[YOUR GOAL]
This exercise calls for a copy of every line in the listing below that carries the word "required".
==== INPUT DATA
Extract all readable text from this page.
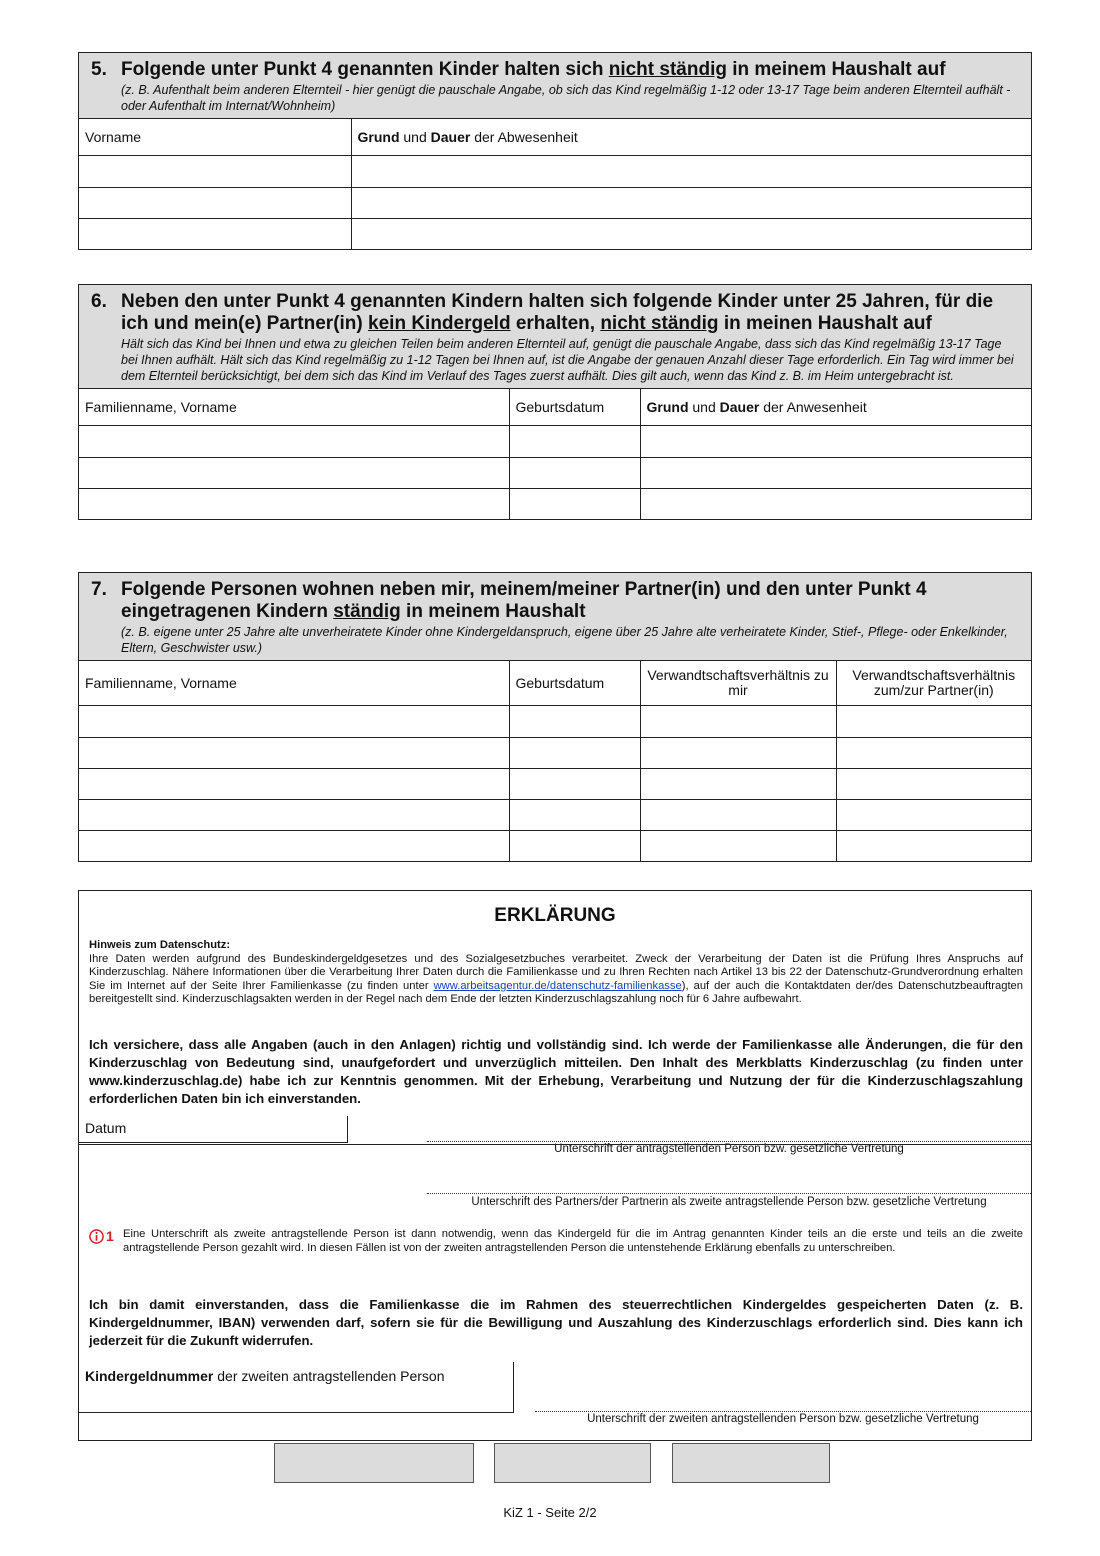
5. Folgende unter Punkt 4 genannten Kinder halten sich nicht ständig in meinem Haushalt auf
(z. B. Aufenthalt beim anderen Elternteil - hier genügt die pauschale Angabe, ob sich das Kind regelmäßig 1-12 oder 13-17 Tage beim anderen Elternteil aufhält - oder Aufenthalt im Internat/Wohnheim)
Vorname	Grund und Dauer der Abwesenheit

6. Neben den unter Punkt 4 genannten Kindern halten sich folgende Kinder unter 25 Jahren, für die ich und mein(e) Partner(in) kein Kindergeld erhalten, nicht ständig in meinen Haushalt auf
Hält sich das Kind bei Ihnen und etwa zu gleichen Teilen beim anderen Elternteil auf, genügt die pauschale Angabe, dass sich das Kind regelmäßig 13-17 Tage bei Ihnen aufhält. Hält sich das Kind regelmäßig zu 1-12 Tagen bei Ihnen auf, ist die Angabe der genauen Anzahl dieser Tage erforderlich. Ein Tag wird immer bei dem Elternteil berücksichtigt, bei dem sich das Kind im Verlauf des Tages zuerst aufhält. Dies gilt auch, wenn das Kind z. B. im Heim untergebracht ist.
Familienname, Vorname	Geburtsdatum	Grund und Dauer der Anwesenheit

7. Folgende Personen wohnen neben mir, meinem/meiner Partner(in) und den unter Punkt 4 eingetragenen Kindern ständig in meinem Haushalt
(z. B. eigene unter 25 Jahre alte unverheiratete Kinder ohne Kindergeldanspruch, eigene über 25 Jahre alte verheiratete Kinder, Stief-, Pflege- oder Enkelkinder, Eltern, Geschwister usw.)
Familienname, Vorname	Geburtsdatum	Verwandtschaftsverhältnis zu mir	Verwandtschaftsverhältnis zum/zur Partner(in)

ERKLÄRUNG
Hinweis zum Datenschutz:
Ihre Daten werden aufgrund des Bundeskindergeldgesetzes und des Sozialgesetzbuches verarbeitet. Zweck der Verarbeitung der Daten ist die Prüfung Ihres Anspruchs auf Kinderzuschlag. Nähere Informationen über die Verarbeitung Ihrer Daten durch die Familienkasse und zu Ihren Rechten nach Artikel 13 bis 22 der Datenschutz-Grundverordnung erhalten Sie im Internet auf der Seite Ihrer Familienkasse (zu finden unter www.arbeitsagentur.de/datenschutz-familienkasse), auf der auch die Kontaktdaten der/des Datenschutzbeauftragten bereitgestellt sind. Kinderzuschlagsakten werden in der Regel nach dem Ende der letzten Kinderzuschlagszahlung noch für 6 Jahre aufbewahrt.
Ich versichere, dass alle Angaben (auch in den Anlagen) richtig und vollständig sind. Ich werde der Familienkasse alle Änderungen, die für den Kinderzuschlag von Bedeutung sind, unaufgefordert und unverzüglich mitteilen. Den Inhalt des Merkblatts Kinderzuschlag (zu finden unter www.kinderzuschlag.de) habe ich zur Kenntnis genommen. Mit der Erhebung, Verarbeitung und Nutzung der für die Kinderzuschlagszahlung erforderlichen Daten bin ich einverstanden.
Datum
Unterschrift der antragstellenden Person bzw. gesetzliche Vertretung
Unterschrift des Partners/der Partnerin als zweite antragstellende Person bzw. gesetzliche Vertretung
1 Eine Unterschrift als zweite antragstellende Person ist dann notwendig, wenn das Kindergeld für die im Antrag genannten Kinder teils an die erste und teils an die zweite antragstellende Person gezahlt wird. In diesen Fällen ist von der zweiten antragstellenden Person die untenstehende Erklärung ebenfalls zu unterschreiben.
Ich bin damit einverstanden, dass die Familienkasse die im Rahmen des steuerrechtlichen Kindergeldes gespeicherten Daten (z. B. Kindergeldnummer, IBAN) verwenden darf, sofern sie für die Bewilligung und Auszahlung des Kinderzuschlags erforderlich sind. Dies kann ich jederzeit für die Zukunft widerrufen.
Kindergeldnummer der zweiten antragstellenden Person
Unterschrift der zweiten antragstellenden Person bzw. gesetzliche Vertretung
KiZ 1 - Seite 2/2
========
==== INPUT DATA
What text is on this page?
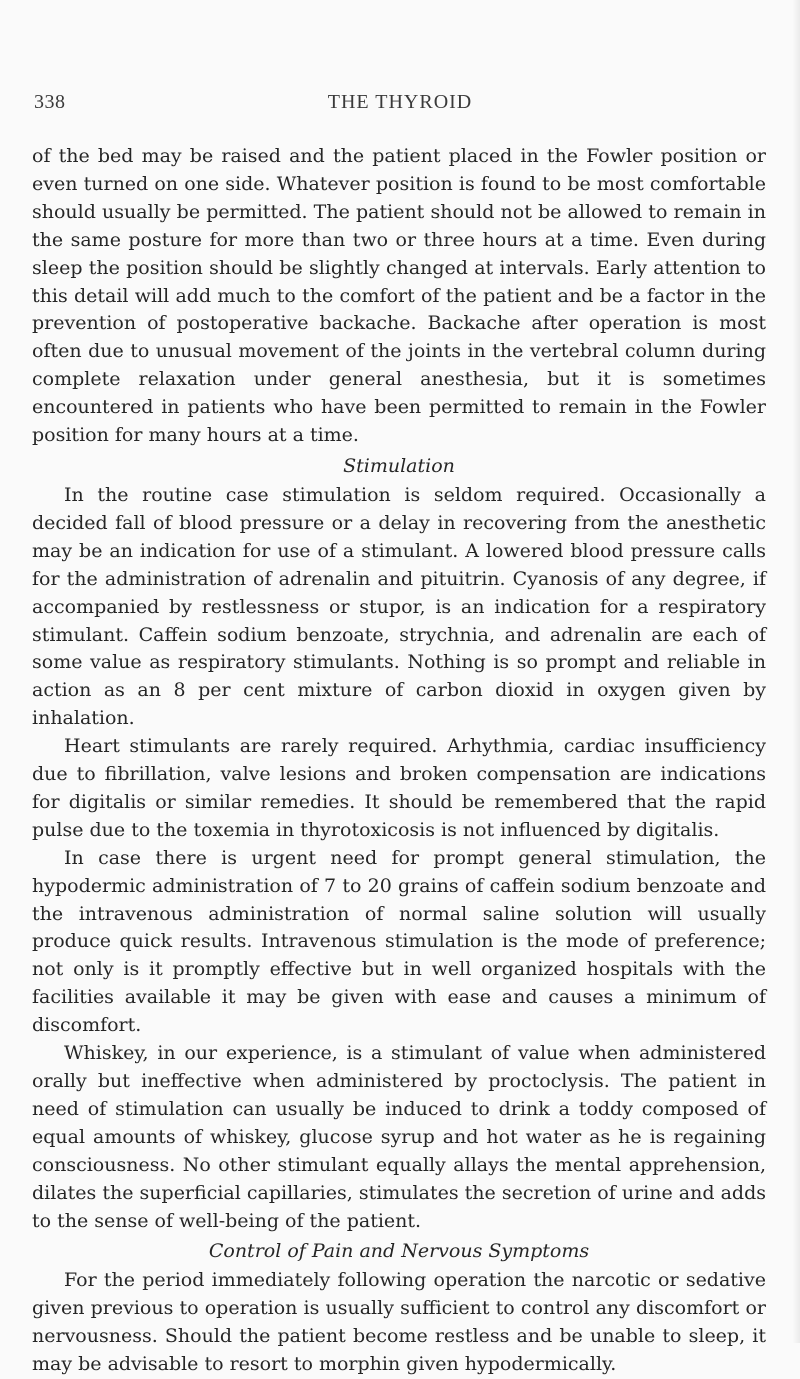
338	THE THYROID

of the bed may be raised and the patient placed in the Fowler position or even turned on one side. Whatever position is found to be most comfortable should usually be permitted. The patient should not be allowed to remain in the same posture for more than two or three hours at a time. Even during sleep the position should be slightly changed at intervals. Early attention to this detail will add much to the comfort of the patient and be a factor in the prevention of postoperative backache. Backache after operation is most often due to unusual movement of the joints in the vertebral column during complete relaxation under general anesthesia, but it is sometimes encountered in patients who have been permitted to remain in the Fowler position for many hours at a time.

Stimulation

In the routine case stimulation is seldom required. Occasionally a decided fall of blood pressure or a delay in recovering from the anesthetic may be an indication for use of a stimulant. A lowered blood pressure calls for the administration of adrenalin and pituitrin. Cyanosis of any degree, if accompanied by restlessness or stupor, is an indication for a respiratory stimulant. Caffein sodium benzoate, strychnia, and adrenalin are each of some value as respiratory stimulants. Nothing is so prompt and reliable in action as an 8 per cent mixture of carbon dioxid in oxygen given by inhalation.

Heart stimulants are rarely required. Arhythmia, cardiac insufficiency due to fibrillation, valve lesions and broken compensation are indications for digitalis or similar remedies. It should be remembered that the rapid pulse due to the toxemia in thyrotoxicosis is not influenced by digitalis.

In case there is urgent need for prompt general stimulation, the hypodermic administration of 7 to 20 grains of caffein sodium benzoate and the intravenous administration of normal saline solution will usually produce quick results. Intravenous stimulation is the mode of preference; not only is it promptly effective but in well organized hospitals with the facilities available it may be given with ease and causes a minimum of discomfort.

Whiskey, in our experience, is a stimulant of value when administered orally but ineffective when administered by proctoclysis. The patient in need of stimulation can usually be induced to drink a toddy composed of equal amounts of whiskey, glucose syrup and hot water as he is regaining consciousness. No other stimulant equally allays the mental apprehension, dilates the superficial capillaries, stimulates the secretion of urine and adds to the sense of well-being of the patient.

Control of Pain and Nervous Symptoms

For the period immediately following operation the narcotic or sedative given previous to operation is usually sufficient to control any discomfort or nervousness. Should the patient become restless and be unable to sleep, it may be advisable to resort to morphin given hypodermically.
========
[ANSWER TO THE PROBLEM]
In the routine case stimulation is seldom required. Occasionally a decided fall of blood pressure or a delay in recovering from the anesthetic may be an indication for use of a stimulant. A lowered blood pressure calls for the administration of adrenalin and pituitrin. Cyanosis of any degree, if accompanied by restlessness or stupor, is an indication for a respiratory stimulant. Caffein sodium benzoate, strychnia, and adrenalin are each of some value as respiratory stimulants. Nothing is so prompt and reliable in action as an 8 per cent mixture of carbon dioxid in oxygen given by inhalation.
Heart stimulants are rarely required. Arhythmia, cardiac insufficiency due to fibrillation, valve lesions and broken compensation are indications for digitalis or similar remedies. It should be remembered that the rapid pulse due to the toxemia in thyrotoxicosis is not influenced by digitalis.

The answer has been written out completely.